(CONSIGNA)
Responde estas preguntas sobre el fragmento acerca del libro de Yrigoyen y marca cada respuesta con su letra:
(a) ¿En qué ciudad se empezaron a escribir los versos del libro?
(b) ¿En qué año se retomó el proyecto?
(c) ¿Cómo se llama la hija en cuya imagen se refractan las proyecciones?

En una nota final, el autor declara que los versos que forman parte de este libro se iniciaron a escribir en Munich, entre diciembre de 2021 y 2022 y, luego, dejados reposar. El proyecto fue retomado en 2023 con mayor conciencia para culminarlo a inicios del 2024. Efectivamente, los imaginarios geográficos, históricos, políticos, sociales están representados en buena parte por cierta atmósfera referencial, europea, abierta, de gráficas no concretas.
Pero eso no es todo, porque el libro de Yrigoyen se engulle y relame con temblor su ego. Un ego, ciertamente, acomodaticio, que rutila siendo padre, poeta, un profeta indiscreto sobre un tabladillo de vidrio, con la ansiedad en la pera de los cuellos, con el corazón asfixiante de ácido y veneno.
Aquellos, fueron días que José Carlos afronta con distinta apertura, y en ese sentido, elemental en el explosivo inicio de la creación, golpe, luz, preimagen. Y ahí el devenir, caudal que restaura, diseña o reconstruye escenografías en dos dimensiones, naif, de colores cálidos. Y entre la fragmentación y la geometría relumbran verdades, testimonio, la tortura del yo, el desengaño desde la culpa. Y las proyecciones refractadas en la imagen de la hija, Zoe, conviven con las enseñanzas del poeta Yrigoyen, del inseguro, errático, perverso Yrigoyen.

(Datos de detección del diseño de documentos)

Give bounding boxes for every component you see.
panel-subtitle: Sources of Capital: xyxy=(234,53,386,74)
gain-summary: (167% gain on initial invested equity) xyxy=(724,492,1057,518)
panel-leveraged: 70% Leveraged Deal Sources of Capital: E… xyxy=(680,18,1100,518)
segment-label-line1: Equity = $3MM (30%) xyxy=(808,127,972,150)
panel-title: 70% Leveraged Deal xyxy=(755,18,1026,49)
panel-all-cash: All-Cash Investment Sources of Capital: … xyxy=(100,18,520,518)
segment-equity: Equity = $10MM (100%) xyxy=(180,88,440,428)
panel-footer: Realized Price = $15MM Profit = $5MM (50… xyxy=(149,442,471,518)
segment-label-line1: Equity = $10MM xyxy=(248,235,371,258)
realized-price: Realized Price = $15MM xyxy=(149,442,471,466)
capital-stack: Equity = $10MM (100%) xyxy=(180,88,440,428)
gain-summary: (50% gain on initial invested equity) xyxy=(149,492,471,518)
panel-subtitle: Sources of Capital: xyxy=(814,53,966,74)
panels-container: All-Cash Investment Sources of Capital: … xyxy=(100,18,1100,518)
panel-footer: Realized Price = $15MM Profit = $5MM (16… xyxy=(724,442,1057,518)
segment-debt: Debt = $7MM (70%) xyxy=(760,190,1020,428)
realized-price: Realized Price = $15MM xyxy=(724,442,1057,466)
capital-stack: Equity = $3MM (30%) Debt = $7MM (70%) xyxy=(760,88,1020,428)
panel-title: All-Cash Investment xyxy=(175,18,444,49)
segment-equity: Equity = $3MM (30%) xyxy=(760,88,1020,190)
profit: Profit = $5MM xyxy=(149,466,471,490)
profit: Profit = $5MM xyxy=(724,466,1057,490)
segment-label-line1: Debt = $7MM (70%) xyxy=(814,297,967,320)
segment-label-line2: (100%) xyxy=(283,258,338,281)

(EJERCICIO RESUELTO)
(a) En Munich.
(b) En 2023.
(c) Zoe.